Extracted records:
* begin *

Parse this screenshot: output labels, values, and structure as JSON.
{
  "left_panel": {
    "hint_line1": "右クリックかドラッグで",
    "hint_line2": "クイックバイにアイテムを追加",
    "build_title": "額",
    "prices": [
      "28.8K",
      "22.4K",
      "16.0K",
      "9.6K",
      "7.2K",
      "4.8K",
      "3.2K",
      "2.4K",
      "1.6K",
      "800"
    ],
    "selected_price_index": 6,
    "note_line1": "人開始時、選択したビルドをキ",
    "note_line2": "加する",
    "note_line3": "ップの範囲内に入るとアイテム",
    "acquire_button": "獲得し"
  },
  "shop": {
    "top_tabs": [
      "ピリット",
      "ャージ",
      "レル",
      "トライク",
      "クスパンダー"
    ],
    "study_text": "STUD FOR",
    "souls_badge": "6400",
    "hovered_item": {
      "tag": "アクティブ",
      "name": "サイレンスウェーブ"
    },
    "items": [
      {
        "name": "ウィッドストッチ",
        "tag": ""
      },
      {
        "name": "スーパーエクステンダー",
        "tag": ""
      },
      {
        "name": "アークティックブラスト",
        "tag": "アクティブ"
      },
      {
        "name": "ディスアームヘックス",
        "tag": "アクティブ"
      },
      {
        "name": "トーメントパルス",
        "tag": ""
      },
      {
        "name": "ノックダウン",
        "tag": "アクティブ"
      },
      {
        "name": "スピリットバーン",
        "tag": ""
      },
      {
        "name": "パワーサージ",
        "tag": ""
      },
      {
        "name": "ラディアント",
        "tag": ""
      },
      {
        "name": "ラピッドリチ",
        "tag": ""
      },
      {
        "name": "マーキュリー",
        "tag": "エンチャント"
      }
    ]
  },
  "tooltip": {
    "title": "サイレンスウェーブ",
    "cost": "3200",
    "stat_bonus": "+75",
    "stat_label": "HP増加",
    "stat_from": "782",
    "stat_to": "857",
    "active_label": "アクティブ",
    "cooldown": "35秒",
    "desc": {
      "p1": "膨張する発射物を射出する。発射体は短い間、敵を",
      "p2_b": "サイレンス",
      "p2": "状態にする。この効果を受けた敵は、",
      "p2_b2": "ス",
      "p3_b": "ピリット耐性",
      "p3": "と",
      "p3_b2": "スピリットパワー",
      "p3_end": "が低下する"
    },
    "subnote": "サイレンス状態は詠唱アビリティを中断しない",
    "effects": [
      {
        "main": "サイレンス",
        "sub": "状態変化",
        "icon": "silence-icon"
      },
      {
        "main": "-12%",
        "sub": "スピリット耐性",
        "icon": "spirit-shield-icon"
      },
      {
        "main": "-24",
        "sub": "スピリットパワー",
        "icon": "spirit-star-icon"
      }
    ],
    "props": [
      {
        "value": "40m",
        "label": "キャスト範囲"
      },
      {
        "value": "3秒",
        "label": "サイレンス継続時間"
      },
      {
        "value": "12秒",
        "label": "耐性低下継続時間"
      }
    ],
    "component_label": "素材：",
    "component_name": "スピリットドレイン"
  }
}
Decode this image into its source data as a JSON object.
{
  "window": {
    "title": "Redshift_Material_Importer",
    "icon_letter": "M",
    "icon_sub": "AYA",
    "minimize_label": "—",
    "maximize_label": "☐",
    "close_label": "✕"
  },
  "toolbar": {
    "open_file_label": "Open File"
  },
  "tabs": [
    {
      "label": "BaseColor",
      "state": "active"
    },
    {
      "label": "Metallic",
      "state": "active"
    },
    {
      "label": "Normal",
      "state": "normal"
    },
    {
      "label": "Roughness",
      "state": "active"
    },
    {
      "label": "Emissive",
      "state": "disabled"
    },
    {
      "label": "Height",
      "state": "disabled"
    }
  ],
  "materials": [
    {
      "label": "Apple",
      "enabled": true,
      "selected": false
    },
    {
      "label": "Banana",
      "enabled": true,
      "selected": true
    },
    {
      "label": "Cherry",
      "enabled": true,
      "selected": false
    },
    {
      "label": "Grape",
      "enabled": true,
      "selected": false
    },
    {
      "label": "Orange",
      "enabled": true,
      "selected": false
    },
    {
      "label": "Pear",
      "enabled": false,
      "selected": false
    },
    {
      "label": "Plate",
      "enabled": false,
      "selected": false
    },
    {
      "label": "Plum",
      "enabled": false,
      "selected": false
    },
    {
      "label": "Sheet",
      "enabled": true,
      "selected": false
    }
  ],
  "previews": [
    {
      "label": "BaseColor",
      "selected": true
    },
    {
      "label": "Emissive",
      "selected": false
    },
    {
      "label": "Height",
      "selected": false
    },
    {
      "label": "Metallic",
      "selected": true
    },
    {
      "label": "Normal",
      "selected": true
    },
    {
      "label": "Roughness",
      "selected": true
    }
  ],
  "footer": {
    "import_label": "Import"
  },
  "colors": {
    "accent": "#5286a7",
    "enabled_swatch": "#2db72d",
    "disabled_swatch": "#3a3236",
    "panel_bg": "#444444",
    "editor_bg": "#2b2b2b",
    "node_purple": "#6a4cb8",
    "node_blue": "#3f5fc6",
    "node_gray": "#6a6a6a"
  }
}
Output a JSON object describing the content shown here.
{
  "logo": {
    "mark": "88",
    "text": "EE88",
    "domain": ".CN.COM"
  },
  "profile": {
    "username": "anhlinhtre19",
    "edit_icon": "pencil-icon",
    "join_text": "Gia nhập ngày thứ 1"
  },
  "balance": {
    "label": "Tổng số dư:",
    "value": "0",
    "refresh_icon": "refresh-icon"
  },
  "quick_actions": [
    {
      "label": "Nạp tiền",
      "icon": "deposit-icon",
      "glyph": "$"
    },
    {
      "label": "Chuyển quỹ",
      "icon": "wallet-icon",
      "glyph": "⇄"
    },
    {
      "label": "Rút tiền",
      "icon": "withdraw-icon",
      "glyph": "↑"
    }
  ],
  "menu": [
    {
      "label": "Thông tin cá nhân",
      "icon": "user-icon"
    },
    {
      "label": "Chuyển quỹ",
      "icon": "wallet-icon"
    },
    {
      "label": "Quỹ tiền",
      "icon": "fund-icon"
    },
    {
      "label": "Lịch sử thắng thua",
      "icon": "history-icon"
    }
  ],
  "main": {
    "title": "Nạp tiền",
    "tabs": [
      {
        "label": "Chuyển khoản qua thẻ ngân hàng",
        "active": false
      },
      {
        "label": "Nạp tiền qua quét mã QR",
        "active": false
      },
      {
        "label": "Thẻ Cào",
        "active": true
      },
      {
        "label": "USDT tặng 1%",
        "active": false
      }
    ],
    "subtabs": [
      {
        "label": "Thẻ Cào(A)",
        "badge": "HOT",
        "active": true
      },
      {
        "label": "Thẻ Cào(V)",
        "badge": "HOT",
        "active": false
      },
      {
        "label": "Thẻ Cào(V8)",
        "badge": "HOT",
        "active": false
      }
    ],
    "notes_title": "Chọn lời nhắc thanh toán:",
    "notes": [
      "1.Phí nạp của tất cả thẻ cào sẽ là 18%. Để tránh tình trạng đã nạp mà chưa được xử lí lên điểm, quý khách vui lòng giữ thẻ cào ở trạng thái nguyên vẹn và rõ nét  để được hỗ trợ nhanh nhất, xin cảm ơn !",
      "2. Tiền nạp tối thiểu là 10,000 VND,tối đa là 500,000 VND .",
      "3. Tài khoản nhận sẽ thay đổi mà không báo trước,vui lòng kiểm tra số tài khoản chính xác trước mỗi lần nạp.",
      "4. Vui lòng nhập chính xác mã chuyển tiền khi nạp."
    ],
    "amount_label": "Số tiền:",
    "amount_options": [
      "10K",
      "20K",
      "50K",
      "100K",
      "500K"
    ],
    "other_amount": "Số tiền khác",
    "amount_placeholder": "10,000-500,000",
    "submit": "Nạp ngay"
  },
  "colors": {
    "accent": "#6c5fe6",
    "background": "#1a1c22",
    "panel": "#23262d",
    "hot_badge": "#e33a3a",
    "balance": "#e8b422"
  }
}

* end *

Set exercise: Select every line in the records above that contains the word "nhập".

Reply to the task:
    "join_text": "Gia nhập ngày thứ 1"
      "4. Vui lòng nhập chính xác mã chuyển tiền khi nạp."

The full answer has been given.